Do this: Filter these entries so that only lines with the word "Arduino" remain.

Data section:

## START

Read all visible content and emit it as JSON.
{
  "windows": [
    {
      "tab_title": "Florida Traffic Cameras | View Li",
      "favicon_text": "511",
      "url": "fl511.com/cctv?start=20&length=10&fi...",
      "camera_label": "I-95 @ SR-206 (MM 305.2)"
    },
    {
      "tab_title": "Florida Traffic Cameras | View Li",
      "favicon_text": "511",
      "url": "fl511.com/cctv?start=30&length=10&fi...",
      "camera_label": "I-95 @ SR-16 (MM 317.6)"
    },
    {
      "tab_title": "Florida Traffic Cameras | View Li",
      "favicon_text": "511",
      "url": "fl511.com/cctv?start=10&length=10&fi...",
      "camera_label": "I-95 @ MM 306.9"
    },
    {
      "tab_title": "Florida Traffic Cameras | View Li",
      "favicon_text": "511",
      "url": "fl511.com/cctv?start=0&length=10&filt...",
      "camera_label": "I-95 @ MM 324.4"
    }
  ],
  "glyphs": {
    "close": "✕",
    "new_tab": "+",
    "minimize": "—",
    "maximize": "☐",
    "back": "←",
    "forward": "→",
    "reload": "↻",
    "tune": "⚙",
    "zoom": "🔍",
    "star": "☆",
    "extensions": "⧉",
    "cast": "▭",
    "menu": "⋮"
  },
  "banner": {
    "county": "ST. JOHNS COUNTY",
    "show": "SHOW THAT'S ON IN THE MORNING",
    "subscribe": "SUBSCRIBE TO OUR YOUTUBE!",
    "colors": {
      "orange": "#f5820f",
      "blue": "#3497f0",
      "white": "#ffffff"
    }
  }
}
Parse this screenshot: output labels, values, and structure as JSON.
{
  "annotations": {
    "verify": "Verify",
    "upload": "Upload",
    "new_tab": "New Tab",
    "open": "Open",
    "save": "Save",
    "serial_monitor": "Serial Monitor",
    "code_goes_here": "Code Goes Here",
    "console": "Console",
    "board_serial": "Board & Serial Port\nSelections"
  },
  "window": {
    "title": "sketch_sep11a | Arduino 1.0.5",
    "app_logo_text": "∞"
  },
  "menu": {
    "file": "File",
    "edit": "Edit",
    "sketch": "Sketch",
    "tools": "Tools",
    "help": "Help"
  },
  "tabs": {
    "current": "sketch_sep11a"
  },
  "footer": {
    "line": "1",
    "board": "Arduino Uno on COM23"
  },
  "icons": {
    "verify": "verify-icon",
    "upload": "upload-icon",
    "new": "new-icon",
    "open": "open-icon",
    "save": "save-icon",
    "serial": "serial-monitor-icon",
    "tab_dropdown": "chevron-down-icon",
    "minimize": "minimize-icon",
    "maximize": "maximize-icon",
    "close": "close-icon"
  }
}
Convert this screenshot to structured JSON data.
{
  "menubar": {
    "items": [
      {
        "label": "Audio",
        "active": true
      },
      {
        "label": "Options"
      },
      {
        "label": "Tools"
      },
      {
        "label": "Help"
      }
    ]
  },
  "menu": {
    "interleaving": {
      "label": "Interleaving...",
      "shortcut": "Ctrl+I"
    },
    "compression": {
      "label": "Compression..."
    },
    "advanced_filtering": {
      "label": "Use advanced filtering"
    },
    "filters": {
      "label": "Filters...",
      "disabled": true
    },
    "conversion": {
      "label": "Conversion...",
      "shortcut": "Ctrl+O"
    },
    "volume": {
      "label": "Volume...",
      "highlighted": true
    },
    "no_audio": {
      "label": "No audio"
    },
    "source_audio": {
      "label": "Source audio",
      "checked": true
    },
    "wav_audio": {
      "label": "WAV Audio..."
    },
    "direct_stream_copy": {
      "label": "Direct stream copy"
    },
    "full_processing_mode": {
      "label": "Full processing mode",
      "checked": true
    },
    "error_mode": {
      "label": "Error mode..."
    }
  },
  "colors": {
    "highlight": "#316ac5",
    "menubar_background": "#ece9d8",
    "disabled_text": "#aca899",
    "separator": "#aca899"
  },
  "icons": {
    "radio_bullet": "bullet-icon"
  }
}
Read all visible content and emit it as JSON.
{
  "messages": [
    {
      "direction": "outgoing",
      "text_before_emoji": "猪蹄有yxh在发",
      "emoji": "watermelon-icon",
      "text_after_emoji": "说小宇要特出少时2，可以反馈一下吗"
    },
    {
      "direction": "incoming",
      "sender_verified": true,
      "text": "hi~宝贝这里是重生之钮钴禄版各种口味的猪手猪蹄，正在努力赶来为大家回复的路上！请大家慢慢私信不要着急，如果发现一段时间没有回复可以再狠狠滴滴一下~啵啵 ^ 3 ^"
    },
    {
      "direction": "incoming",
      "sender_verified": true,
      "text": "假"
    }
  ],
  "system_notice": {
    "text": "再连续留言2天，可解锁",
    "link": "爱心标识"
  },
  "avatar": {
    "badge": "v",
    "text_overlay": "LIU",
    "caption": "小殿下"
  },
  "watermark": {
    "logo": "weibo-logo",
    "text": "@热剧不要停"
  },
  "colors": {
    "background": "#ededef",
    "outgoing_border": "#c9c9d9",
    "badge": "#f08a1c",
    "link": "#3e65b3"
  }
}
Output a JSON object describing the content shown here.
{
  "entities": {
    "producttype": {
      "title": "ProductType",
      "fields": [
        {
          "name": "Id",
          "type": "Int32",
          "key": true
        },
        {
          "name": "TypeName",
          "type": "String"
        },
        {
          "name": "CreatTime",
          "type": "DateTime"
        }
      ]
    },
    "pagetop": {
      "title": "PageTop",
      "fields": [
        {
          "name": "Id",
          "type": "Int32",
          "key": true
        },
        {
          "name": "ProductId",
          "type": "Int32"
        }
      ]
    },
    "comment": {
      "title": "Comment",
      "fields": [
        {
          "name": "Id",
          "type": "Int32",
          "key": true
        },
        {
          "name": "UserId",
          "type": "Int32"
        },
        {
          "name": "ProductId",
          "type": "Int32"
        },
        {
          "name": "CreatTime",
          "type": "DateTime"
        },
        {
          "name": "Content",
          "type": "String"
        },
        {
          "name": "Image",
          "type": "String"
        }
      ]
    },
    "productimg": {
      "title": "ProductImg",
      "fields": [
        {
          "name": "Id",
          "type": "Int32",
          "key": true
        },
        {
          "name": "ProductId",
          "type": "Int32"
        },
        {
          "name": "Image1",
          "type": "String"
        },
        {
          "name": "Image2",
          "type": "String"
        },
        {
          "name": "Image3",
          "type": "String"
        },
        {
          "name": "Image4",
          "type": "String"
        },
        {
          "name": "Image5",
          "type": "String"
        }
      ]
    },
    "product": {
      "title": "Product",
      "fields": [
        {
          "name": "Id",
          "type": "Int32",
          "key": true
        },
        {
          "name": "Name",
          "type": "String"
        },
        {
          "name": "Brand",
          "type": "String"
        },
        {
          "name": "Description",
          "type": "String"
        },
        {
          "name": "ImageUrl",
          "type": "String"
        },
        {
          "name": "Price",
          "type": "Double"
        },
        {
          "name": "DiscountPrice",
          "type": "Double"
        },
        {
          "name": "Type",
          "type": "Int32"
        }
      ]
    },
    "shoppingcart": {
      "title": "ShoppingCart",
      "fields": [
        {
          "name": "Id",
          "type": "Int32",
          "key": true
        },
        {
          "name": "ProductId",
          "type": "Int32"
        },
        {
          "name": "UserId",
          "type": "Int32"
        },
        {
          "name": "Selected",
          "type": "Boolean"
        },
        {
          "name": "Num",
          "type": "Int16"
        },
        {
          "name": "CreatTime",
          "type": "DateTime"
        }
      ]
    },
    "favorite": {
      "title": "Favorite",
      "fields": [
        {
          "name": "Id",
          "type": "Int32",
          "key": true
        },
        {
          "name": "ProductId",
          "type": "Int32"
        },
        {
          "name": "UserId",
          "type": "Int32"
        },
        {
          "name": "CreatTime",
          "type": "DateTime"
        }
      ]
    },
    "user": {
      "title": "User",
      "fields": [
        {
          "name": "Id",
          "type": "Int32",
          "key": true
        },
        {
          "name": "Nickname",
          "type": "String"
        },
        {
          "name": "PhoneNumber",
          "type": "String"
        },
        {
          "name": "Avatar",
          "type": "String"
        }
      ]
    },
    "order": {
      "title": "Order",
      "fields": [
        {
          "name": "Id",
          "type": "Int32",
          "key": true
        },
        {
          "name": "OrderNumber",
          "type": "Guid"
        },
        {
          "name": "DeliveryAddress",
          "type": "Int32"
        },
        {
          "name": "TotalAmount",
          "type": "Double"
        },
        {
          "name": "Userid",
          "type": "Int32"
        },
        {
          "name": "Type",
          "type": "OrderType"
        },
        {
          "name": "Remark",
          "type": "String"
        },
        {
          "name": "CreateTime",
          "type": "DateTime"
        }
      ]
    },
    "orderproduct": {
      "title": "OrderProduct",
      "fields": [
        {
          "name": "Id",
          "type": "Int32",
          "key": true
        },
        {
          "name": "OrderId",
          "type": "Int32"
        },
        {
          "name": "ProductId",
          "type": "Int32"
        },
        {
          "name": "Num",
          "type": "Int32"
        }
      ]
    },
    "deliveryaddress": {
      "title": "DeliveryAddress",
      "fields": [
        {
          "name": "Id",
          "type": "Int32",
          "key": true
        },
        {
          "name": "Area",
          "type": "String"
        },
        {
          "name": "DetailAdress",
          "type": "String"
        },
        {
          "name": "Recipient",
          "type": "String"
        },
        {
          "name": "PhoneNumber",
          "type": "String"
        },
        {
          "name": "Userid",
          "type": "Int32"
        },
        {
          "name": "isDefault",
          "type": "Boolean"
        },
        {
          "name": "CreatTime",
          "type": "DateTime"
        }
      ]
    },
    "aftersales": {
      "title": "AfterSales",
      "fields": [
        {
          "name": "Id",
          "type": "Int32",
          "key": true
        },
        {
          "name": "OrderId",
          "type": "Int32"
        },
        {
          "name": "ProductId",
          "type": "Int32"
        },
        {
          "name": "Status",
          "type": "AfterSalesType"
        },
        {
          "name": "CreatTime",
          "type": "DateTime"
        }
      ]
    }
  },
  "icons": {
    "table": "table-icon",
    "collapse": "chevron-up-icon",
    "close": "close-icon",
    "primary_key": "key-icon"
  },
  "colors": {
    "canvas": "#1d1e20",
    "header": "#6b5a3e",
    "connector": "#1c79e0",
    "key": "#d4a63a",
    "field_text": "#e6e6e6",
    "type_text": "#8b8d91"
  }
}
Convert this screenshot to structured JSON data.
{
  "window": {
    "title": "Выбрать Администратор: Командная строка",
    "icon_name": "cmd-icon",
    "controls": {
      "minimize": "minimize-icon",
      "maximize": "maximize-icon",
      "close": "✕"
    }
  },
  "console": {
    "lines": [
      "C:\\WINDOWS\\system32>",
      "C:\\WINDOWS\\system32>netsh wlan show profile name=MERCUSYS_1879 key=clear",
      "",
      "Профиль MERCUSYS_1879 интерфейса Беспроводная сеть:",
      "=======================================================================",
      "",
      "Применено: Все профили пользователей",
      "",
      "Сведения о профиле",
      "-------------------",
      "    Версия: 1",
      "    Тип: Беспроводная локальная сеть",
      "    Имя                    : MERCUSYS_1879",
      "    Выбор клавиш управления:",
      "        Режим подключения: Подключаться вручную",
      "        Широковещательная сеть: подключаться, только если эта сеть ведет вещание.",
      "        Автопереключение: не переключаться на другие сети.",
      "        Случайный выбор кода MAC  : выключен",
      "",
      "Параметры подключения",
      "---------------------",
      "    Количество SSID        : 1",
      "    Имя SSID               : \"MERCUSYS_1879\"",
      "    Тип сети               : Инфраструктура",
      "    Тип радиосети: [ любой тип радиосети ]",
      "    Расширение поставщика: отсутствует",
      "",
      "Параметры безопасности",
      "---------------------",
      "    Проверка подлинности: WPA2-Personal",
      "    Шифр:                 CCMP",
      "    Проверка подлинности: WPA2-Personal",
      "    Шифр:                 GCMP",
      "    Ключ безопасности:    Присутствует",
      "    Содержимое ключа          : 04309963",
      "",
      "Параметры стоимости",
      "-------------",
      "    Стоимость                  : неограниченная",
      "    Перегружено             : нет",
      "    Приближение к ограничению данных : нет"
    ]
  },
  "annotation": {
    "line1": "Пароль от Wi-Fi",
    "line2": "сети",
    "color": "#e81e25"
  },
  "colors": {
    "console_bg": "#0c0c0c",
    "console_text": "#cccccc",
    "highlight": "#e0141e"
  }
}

## END

Full output:
    "title": "sketch_sep11a | Arduino 1.0.5",
    "board": "Arduino Uno on COM23"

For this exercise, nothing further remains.